Exercise prompt =>
List all lines in the material below that contain "роки".

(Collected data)
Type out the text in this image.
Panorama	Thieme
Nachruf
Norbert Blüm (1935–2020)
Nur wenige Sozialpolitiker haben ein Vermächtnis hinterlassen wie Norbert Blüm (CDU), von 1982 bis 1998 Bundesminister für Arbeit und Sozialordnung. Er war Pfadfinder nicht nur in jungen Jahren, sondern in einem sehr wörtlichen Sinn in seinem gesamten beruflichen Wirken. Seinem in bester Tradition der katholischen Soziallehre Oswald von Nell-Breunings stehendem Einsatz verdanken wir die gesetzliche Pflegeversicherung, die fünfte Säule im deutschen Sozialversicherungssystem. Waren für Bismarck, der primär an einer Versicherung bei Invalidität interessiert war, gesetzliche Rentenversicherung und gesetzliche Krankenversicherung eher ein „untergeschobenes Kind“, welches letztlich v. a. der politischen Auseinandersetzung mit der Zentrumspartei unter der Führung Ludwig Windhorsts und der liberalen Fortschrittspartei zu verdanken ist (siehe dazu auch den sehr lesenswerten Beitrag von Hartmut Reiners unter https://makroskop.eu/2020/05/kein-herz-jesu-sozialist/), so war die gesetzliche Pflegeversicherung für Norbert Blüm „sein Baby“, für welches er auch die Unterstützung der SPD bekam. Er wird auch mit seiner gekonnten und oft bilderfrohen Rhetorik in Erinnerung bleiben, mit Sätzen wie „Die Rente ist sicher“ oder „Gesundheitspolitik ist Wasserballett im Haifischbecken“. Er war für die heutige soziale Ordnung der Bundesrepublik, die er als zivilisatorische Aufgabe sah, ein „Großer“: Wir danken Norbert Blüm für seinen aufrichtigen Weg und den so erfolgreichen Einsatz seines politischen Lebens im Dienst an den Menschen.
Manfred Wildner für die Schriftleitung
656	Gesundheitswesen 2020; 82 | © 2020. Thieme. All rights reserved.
* * *
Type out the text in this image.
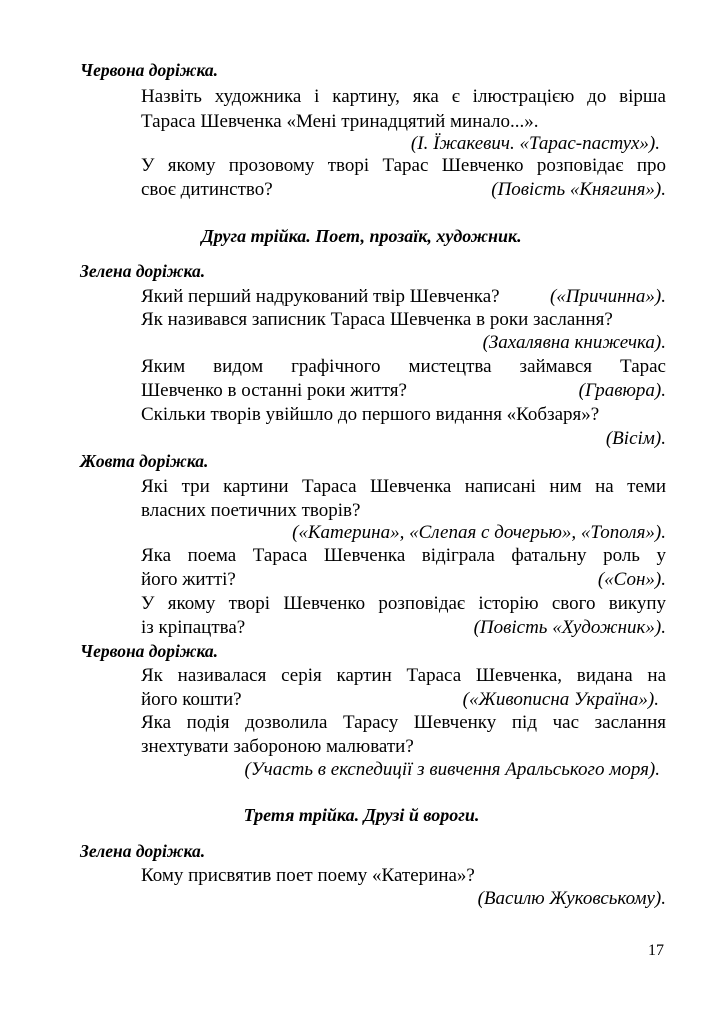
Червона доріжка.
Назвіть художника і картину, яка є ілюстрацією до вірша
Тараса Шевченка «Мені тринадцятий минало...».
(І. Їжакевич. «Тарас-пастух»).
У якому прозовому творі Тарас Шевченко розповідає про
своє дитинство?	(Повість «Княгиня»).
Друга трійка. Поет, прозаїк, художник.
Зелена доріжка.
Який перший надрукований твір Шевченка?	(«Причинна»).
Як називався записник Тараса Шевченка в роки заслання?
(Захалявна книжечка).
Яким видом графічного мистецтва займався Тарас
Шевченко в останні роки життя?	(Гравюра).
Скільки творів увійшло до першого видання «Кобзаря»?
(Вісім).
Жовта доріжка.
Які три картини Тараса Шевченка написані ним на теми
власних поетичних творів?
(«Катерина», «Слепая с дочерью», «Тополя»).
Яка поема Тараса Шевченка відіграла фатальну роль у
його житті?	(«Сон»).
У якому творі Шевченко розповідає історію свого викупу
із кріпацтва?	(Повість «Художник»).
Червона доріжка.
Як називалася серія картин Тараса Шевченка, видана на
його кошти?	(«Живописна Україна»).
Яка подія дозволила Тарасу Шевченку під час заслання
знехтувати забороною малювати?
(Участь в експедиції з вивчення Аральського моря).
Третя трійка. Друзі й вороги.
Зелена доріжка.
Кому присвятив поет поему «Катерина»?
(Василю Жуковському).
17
==
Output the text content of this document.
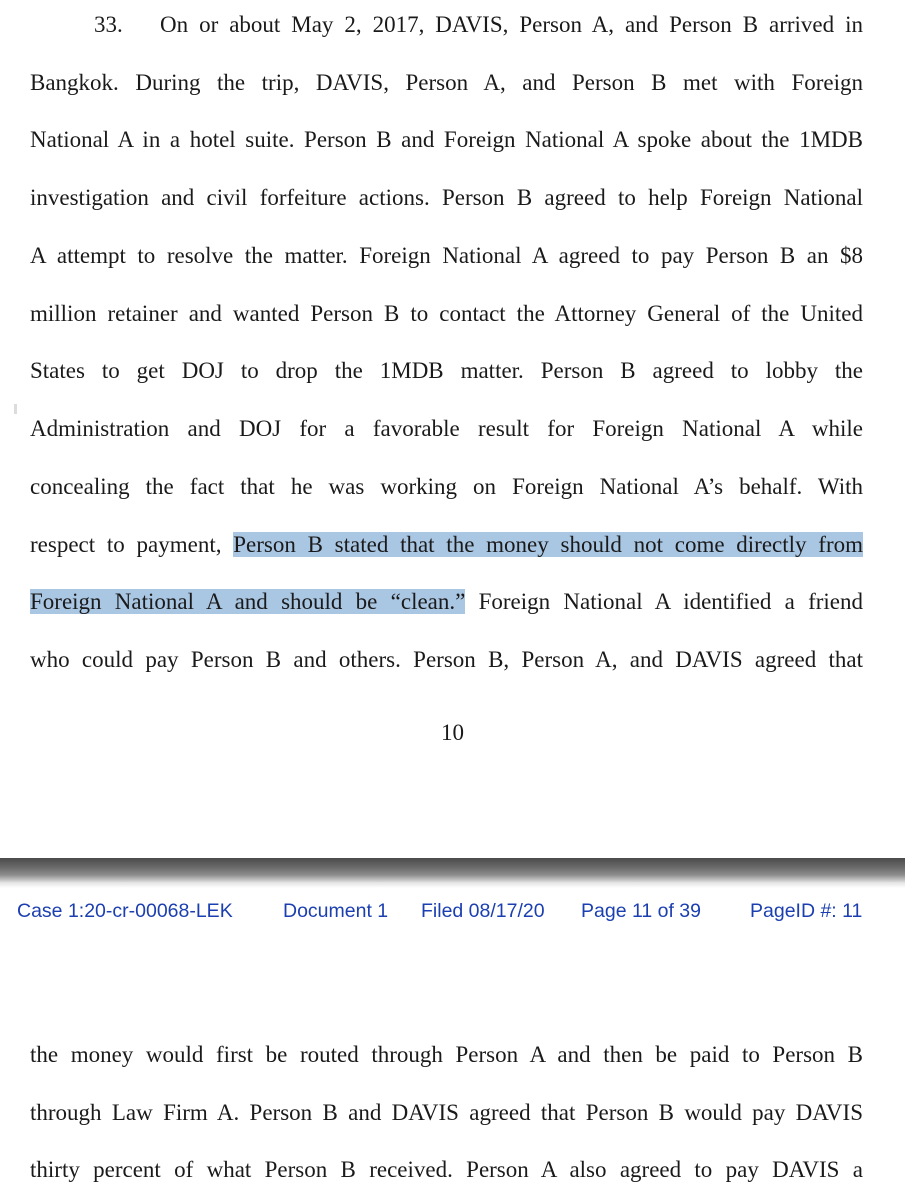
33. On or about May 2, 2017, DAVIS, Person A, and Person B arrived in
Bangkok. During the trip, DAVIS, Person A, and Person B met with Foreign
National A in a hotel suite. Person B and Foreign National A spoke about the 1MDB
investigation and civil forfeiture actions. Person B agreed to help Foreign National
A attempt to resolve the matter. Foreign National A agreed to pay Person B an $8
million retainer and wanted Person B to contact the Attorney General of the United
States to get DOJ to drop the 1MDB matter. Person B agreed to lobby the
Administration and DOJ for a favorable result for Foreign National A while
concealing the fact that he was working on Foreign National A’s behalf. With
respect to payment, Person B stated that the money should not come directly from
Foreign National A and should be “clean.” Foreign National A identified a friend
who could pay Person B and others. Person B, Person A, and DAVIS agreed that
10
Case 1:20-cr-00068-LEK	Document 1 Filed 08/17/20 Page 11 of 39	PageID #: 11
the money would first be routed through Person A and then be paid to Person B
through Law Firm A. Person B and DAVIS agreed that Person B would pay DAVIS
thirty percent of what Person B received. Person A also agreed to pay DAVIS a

Answer to the task =>
Як називався записник Тараса Шевченка в роки заслання?
Шевченко в останні роки життя?	(Гравюра).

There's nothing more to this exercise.